→ **Work to do**:
For the data below, work out how many lines include the string "Chico" and report only the number.
-=-=-=-=-
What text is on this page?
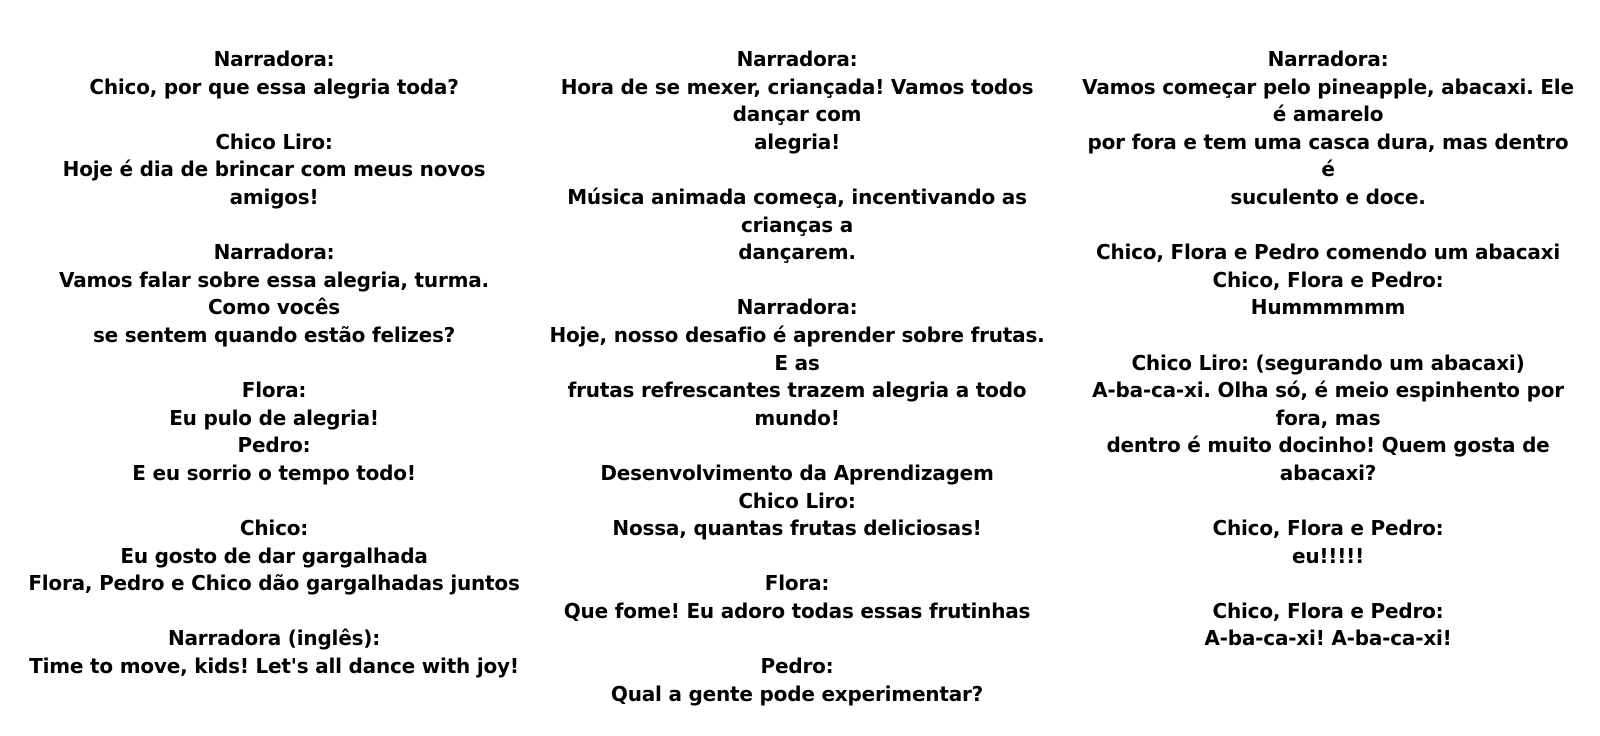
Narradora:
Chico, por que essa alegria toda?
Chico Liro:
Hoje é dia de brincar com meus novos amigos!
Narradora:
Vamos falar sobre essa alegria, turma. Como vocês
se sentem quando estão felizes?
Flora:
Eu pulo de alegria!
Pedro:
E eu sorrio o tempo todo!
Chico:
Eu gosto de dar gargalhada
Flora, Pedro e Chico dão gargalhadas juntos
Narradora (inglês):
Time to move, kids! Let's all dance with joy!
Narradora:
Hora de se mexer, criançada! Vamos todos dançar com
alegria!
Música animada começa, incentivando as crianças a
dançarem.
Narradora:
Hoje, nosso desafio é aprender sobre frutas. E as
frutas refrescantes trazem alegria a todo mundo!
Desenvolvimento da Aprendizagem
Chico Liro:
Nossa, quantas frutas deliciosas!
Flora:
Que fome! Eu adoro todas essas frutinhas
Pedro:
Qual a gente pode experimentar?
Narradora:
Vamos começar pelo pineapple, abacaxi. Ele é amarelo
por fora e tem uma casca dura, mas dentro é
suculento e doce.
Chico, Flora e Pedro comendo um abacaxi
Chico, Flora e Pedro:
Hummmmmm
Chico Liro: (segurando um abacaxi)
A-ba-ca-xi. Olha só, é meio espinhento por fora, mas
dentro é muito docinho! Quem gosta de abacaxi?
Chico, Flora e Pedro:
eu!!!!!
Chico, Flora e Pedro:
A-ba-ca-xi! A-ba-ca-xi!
-=-=-=-=-
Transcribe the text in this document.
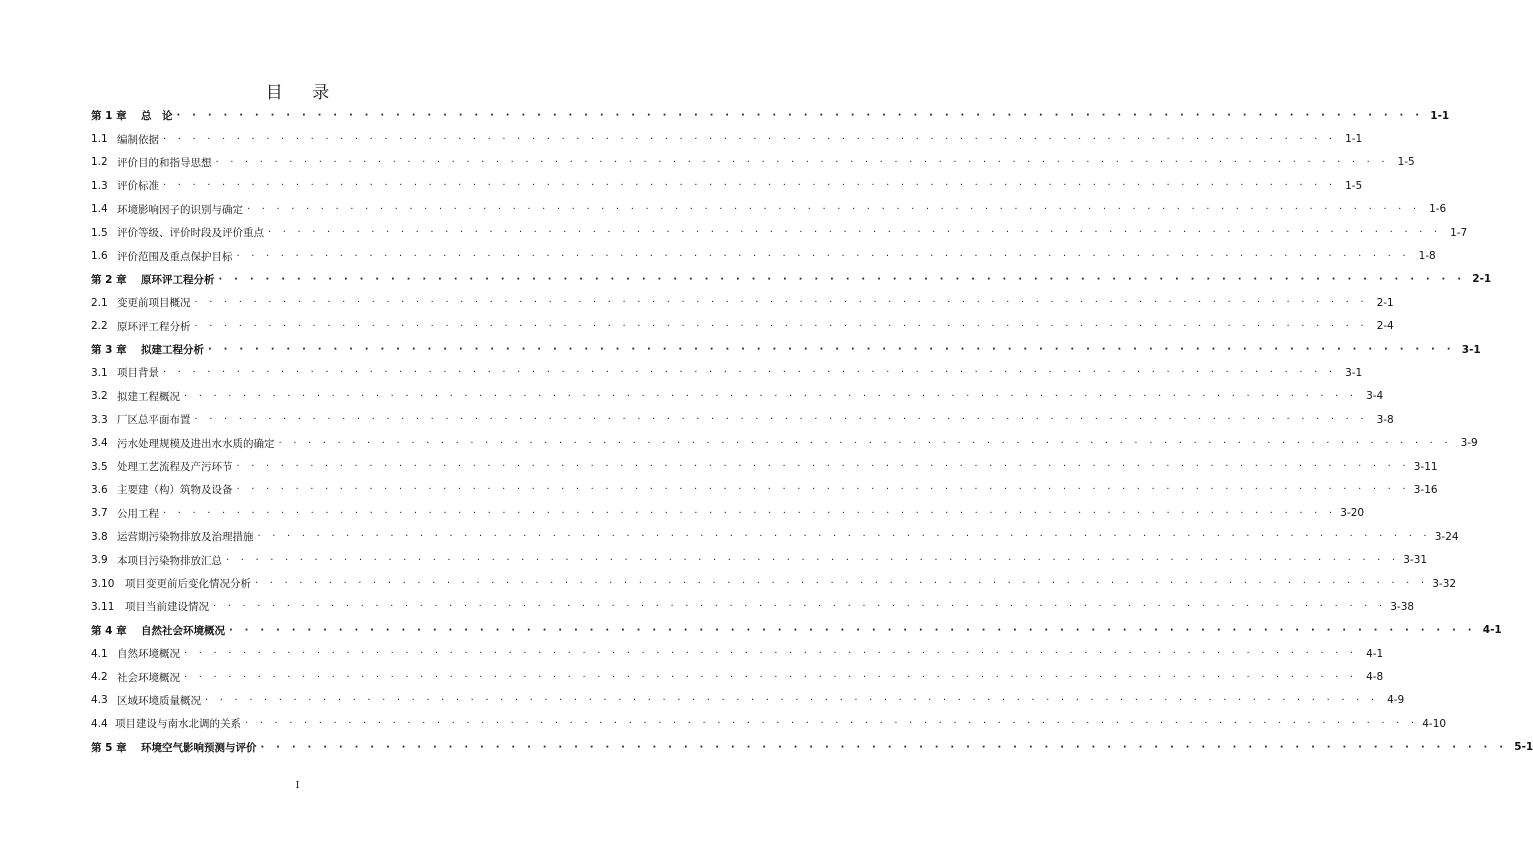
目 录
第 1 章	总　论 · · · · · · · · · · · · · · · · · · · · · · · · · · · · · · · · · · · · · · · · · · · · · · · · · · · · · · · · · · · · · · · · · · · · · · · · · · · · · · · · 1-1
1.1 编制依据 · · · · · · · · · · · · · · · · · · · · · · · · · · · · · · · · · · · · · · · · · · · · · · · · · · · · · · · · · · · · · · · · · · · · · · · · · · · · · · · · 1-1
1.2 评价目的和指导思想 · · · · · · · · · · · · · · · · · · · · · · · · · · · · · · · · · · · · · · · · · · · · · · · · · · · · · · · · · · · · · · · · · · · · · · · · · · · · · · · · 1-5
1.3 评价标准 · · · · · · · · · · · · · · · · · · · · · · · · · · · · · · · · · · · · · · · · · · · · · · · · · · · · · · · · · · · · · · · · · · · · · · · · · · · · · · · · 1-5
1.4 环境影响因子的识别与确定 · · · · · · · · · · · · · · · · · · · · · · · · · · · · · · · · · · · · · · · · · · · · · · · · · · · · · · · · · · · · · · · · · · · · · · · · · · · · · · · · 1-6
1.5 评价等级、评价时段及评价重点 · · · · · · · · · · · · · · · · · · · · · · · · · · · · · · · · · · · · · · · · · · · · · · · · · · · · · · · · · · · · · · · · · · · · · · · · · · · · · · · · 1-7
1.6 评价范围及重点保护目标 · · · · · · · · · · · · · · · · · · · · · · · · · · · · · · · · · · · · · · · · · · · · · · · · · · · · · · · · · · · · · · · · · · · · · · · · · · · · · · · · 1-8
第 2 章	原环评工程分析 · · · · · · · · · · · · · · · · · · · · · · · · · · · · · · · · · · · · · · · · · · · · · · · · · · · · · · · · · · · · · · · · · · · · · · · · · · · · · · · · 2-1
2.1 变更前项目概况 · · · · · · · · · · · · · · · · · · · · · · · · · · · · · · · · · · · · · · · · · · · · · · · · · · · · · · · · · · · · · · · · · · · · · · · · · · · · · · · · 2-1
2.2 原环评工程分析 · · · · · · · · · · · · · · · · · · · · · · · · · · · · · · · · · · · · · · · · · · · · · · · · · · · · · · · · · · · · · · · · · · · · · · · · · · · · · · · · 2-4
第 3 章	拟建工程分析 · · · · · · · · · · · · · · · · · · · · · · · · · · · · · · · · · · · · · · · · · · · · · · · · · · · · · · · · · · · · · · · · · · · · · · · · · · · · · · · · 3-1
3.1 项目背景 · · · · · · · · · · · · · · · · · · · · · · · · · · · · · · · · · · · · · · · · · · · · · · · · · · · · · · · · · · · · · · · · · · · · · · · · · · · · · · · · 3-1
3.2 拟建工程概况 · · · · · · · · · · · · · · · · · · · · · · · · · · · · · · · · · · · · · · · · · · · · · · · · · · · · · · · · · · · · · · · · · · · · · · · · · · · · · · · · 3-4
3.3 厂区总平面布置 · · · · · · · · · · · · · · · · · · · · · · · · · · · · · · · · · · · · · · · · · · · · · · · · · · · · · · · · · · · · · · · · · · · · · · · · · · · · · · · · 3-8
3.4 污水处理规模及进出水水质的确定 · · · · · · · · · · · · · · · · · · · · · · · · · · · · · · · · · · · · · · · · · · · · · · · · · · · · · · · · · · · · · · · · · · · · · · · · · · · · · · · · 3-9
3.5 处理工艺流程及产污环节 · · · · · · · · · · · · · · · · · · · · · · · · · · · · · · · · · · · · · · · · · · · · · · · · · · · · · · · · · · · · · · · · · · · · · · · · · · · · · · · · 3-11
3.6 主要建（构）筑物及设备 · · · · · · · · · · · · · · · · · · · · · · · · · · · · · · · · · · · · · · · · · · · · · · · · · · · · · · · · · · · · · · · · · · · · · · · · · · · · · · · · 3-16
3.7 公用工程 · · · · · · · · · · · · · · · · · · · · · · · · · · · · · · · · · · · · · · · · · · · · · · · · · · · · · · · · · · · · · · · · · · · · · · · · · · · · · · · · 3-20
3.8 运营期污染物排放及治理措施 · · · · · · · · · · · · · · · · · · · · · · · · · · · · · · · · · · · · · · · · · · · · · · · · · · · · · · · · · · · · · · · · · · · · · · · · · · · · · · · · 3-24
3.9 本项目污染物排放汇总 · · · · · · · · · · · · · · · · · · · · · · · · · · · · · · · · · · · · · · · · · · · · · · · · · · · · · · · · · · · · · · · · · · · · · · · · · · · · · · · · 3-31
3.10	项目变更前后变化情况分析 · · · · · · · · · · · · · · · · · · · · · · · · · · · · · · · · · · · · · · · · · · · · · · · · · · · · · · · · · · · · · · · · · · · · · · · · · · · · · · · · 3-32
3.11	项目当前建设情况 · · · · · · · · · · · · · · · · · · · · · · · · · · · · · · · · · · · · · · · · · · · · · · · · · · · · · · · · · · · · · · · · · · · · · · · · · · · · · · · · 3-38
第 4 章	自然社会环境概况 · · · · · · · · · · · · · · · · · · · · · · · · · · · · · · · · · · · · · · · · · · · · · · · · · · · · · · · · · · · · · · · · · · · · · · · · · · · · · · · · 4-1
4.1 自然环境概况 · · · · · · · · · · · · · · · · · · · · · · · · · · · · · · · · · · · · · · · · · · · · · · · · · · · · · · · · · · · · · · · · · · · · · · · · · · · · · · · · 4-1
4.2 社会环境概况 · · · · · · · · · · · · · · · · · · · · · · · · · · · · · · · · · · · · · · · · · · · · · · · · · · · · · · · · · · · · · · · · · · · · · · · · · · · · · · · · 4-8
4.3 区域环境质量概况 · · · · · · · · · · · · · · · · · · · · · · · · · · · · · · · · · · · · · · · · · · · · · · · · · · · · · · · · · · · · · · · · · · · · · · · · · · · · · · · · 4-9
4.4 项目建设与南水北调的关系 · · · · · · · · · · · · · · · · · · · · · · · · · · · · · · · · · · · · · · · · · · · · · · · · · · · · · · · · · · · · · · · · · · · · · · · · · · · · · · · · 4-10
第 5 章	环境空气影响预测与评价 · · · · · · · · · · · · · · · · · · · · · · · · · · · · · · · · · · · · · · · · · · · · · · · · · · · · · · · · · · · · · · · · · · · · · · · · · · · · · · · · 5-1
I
-=-=-=-=-
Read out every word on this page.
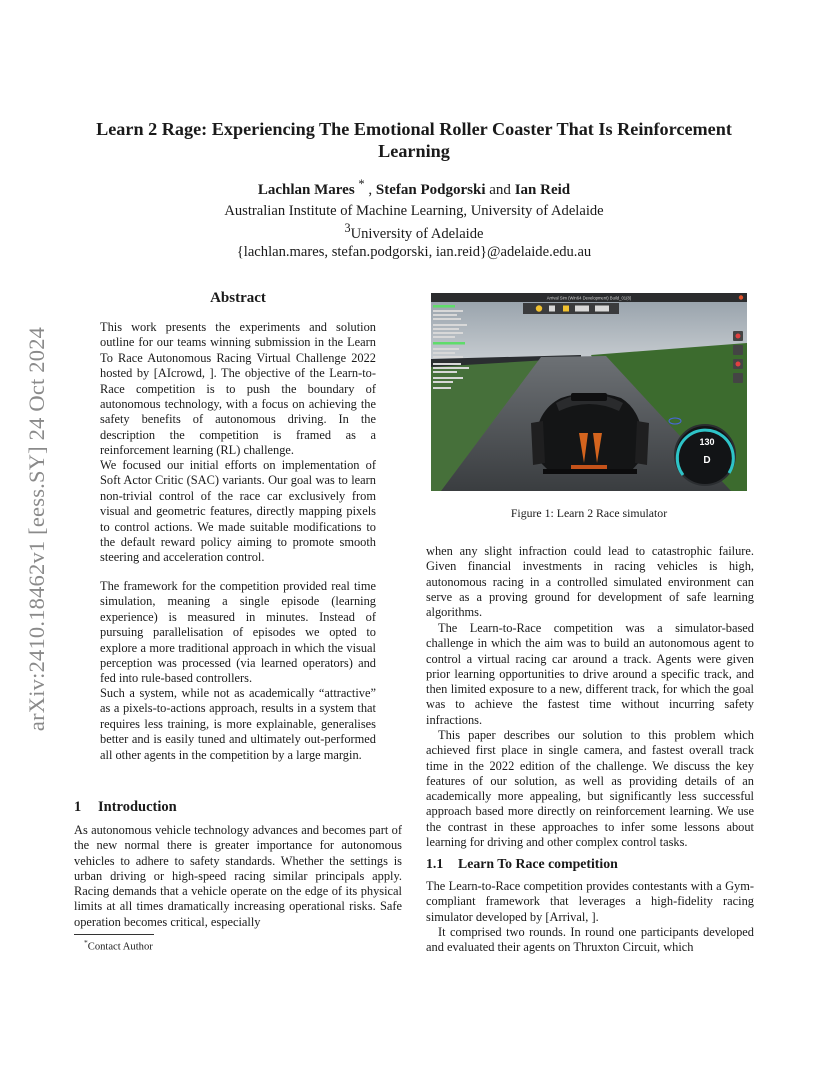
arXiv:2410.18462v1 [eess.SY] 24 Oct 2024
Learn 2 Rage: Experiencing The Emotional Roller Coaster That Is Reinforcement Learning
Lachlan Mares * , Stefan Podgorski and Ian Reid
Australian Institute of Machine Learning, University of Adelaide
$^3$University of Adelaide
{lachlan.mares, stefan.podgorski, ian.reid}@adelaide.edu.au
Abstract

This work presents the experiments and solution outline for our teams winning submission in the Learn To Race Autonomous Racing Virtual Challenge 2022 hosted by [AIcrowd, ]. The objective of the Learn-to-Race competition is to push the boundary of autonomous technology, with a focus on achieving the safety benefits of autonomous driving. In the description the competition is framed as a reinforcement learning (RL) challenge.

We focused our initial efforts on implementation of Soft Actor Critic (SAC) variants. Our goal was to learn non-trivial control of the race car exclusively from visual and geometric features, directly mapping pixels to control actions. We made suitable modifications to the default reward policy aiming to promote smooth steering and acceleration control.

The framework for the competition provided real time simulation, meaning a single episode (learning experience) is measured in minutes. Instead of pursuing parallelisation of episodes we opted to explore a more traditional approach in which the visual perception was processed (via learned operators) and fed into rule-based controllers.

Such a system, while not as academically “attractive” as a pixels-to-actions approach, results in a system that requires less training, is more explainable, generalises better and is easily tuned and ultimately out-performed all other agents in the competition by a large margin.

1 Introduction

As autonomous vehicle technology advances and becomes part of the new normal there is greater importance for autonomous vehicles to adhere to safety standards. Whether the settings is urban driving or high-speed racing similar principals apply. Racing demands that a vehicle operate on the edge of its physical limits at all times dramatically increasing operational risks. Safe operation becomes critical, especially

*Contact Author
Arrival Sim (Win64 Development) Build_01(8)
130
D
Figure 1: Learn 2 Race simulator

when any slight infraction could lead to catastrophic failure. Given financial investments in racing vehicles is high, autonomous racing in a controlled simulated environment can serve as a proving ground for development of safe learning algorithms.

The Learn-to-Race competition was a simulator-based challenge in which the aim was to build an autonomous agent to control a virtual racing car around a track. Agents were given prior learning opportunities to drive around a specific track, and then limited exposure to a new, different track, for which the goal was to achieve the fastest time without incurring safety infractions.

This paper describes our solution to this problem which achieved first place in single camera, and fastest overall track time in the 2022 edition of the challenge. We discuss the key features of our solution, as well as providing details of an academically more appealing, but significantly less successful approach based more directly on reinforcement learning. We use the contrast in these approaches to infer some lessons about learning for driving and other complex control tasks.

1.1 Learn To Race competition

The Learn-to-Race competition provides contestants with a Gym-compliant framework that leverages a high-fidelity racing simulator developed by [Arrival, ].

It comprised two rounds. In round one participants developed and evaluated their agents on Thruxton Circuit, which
-=-=-=-=-
→ **Written solution**:
10